:: SUPPLIED DATA

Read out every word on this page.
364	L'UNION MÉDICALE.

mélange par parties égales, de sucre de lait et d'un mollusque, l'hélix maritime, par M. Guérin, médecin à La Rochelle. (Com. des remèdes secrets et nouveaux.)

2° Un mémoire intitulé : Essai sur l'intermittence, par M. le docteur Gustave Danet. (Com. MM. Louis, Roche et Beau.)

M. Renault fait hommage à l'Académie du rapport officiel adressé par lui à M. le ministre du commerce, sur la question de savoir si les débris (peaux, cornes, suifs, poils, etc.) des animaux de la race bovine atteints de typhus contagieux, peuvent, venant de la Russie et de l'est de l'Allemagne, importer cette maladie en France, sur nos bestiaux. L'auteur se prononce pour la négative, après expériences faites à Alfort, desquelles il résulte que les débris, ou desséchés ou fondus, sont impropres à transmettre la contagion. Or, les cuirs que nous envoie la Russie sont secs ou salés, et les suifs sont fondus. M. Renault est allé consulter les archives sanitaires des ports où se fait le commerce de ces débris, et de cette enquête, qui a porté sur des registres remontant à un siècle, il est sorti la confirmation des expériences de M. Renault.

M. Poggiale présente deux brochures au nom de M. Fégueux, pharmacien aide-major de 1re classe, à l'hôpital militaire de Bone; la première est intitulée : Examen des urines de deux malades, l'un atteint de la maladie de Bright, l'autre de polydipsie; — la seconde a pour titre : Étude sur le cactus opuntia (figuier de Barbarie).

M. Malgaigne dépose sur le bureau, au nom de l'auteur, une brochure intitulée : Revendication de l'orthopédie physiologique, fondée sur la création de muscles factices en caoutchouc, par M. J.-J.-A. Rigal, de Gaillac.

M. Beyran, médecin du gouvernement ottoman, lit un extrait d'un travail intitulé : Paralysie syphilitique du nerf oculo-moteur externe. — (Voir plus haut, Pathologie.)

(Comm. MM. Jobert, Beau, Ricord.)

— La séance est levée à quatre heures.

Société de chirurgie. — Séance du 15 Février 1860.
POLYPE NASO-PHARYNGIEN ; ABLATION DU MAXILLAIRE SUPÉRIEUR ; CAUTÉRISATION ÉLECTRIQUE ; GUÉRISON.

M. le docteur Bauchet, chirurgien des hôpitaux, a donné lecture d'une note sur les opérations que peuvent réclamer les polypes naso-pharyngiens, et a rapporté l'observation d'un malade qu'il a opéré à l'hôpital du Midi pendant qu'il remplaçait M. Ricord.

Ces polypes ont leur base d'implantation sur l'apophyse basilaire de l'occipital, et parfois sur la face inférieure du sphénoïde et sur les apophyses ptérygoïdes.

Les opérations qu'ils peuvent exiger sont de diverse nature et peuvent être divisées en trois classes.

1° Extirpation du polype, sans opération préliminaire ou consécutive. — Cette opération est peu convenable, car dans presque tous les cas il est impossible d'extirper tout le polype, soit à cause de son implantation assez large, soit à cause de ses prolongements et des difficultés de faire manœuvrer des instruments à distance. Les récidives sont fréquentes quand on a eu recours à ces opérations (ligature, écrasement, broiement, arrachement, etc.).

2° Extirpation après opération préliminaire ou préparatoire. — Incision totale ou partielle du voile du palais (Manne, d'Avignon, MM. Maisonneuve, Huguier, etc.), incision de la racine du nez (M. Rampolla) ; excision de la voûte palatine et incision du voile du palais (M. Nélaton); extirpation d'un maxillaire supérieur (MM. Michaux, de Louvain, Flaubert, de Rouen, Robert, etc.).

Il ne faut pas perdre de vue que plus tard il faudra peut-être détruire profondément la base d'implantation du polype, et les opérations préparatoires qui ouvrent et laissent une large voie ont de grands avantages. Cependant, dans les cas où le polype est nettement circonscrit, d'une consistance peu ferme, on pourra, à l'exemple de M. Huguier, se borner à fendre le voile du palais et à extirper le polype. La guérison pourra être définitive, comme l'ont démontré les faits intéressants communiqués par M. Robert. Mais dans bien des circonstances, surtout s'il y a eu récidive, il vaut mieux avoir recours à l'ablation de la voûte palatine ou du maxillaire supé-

::::
:: SUPPLIED DATA

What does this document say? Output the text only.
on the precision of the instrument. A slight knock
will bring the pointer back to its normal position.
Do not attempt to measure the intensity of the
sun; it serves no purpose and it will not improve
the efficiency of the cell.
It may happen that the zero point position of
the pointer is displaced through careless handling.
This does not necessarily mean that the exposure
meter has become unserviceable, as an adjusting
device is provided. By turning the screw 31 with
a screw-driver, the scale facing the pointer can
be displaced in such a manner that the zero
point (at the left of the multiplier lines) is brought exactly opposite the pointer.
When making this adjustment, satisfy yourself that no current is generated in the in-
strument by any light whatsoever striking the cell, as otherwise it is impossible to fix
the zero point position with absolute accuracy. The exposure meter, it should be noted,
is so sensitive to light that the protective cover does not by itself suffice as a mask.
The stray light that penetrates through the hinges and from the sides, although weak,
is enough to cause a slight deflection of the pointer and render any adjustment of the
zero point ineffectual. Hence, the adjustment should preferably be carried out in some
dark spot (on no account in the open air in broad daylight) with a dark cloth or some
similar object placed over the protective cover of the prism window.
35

::::

■ WORK INSTRUCTIONS ■
Find every line in the records that contains the word "voile"; copy those lines.

■ THE SOLUTION ■
2° Extirpation après opération préliminaire ou préparatoire. — Incision totale ou partielle du voile du palais (Manne, d'Avignon, MM. Maisonneuve, Huguier, etc.), incision de la racine du nez (M. Rampolla) ; excision de la voûte palatine et incision du voile du palais (M. Nélaton); extirpation d'un maxillaire supérieur (MM. Michaux, de Louvain, Flaubert, de Rouen, Robert, etc.).
Il ne faut pas perdre de vue que plus tard il faudra peut-être détruire profondément la base d'implantation du polype, et les opérations préparatoires qui ouvrent et laissent une large voie ont de grands avantages. Cependant, dans les cas où le polype est nettement circonscrit, d'une consistance peu ferme, on pourra, à l'exemple de M. Huguier, se borner à fendre le voile du palais et à extirper le polype. La guérison pourra être définitive, comme l'ont démontré les faits intéressants communiqués par M. Robert. Mais dans bien des circonstances, surtout s'il y a eu récidive, il vaut mieux avoir recours à l'ablation de la voûte palatine ou du maxillaire supé-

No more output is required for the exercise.